§ **WORK INSTRUCTION**:
Transcribe the records that follow, preserving every word.

§ **DATASET RECORDS**:
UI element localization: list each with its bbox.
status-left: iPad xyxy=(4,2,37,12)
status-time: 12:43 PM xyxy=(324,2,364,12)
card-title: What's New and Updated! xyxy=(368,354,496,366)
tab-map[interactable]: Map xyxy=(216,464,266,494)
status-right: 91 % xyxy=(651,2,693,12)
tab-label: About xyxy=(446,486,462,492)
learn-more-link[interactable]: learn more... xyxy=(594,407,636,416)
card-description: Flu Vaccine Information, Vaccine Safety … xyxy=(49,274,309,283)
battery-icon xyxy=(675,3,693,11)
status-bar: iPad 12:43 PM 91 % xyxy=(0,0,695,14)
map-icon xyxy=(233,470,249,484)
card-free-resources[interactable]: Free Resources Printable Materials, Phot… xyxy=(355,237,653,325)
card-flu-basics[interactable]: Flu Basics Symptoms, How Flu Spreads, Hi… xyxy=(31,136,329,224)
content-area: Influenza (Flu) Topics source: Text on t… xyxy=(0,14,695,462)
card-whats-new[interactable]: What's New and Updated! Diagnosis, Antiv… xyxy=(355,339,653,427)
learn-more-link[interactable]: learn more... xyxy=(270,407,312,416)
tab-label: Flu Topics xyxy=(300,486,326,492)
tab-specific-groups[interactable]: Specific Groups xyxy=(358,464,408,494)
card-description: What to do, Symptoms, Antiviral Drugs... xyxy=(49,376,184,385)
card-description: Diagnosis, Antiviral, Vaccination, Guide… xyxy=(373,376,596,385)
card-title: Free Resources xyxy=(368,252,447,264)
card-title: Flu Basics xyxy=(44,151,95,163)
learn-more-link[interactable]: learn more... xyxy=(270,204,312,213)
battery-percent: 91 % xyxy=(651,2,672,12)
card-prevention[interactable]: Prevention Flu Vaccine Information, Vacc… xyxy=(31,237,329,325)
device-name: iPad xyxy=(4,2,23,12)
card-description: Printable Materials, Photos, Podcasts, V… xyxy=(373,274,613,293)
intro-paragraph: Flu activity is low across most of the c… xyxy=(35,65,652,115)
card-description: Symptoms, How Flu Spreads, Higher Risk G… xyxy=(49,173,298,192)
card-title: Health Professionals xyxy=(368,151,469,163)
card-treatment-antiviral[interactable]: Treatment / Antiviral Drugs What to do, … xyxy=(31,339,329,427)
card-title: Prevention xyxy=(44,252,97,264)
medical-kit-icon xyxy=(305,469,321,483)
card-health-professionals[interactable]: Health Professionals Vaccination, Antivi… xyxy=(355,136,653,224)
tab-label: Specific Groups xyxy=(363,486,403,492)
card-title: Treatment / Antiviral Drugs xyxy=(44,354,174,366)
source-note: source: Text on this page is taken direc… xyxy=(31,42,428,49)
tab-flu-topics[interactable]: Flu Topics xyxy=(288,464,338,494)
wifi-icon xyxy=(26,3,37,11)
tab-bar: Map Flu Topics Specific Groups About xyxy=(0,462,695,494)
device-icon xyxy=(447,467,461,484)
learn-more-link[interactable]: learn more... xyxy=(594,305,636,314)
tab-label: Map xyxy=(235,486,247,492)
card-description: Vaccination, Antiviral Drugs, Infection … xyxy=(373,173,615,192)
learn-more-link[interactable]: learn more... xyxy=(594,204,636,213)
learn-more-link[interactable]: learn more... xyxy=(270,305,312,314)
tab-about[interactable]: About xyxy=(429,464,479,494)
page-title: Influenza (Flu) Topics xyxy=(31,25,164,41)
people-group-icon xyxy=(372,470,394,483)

§ **SOLUTION FOR THIS EXERCISE**:
UI element localization: list each with its bbox.
status-left: iPad xyxy=(4,2,37,12)
status-time: 12:43 PM xyxy=(324,2,364,12)
card-title: What's New and Updated! xyxy=(368,354,496,366)
tab-map[interactable]: Map xyxy=(216,464,266,494)
status-right: 91 % xyxy=(651,2,693,12)
tab-label: About xyxy=(446,486,462,492)
learn-more-link[interactable]: learn more... xyxy=(594,407,636,416)
card-description: Flu Vaccine Information, Vaccine Safety … xyxy=(49,274,309,283)
battery-icon xyxy=(675,3,693,11)
status-bar: iPad 12:43 PM 91 % xyxy=(0,0,695,14)
map-icon xyxy=(233,470,249,484)
card-free-resources[interactable]: Free Resources Printable Materials, Phot… xyxy=(355,237,653,325)
card-flu-basics[interactable]: Flu Basics Symptoms, How Flu Spreads, Hi… xyxy=(31,136,329,224)
content-area: Influenza (Flu) Topics source: Text on t… xyxy=(0,14,695,462)
card-whats-new[interactable]: What's New and Updated! Diagnosis, Antiv… xyxy=(355,339,653,427)
learn-more-link[interactable]: learn more... xyxy=(270,407,312,416)
tab-label: Flu Topics xyxy=(300,486,326,492)
tab-specific-groups[interactable]: Specific Groups xyxy=(358,464,408,494)
card-description: What to do, Symptoms, Antiviral Drugs... xyxy=(49,376,184,385)
card-description: Diagnosis, Antiviral, Vaccination, Guide… xyxy=(373,376,596,385)
card-title: Free Resources xyxy=(368,252,447,264)
card-title: Flu Basics xyxy=(44,151,95,163)
learn-more-link[interactable]: learn more... xyxy=(270,204,312,213)
battery-percent: 91 % xyxy=(651,2,672,12)
card-prevention[interactable]: Prevention Flu Vaccine Information, Vacc… xyxy=(31,237,329,325)
device-name: iPad xyxy=(4,2,23,12)
card-description: Printable Materials, Photos, Podcasts, V… xyxy=(373,274,613,293)
intro-paragraph: Flu activity is low across most of the c… xyxy=(35,65,652,115)
card-description: Symptoms, How Flu Spreads, Higher Risk G… xyxy=(49,173,298,192)
card-title: Health Professionals xyxy=(368,151,469,163)
card-treatment-antiviral[interactable]: Treatment / Antiviral Drugs What to do, … xyxy=(31,339,329,427)
card-title: Prevention xyxy=(44,252,97,264)
medical-kit-icon xyxy=(305,469,321,483)
card-health-professionals[interactable]: Health Professionals Vaccination, Antivi… xyxy=(355,136,653,224)
tab-label: Specific Groups xyxy=(363,486,403,492)
card-title: Treatment / Antiviral Drugs xyxy=(44,354,174,366)
source-note: source: Text on this page is taken direc… xyxy=(31,42,428,49)
tab-flu-topics[interactable]: Flu Topics xyxy=(288,464,338,494)
wifi-icon xyxy=(26,3,37,11)
tab-bar: Map Flu Topics Specific Groups About xyxy=(0,462,695,494)
device-icon xyxy=(447,467,461,484)
learn-more-link[interactable]: learn more... xyxy=(594,305,636,314)
tab-label: Map xyxy=(235,486,247,492)
card-description: Vaccination, Antiviral Drugs, Infection … xyxy=(373,173,615,192)
learn-more-link[interactable]: learn more... xyxy=(594,204,636,213)
learn-more-link[interactable]: learn more... xyxy=(270,305,312,314)
tab-about[interactable]: About xyxy=(429,464,479,494)
page-title: Influenza (Flu) Topics xyxy=(31,25,164,41)
people-group-icon xyxy=(372,470,394,483)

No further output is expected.